Goal -
List all lines of the data containing the word "pizza".

** BEGIN **

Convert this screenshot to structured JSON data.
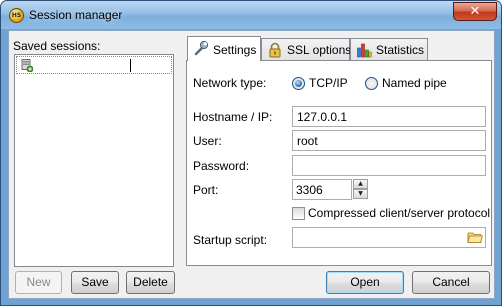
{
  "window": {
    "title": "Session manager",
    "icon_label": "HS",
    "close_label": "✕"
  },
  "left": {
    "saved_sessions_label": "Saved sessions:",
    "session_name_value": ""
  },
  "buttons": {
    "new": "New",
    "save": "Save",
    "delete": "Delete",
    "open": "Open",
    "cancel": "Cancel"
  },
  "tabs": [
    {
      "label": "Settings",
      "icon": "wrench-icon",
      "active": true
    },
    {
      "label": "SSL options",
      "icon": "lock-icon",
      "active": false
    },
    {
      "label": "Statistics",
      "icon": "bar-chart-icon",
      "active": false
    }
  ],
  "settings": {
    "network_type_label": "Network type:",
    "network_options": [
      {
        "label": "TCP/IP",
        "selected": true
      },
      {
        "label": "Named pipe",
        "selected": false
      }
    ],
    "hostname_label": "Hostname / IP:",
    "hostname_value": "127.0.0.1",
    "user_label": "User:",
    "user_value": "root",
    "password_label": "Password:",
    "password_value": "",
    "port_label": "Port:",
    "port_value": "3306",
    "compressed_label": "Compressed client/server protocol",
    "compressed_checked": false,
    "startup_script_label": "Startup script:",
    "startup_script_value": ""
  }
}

** END **
** BEGIN **

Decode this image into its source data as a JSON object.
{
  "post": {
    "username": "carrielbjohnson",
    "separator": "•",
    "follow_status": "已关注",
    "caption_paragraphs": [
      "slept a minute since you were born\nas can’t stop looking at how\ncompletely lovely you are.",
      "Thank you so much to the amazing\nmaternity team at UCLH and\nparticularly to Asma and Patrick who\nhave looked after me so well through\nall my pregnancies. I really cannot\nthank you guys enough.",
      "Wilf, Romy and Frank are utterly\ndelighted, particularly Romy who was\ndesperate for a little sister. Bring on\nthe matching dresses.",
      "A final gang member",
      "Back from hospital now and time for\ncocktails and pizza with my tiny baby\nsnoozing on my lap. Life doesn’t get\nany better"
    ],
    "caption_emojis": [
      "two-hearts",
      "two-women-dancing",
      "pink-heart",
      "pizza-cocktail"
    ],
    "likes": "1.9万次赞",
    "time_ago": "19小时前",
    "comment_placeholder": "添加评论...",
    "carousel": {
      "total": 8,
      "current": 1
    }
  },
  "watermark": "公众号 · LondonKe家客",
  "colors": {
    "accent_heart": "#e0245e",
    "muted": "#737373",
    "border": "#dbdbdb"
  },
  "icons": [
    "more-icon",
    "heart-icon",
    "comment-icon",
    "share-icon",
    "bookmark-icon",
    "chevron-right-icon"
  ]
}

** END **
** BEGIN **

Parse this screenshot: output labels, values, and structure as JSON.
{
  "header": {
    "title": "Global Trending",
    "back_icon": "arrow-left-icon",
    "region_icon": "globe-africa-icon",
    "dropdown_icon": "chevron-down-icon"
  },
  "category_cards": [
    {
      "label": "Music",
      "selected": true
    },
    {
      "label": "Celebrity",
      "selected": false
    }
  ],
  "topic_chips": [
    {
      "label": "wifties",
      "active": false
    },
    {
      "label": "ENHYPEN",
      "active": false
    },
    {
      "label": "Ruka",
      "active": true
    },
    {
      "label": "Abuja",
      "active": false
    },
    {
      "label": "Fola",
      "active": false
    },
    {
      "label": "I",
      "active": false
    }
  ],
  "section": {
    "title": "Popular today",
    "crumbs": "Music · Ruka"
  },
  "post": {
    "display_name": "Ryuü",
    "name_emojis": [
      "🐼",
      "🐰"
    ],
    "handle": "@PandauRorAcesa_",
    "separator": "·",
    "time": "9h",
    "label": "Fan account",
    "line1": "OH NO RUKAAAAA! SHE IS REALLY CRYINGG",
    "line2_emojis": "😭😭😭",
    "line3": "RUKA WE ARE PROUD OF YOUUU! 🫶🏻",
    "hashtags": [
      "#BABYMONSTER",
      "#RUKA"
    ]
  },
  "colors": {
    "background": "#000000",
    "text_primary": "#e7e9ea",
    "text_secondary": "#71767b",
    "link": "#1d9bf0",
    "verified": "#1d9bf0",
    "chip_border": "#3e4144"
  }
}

** END **

Expected output -
      "Back from hospital now and time for\ncocktails and pizza with my tiny baby\nsnoozing on my lap. Life doesn’t get\nany better"
      "pizza-cocktail"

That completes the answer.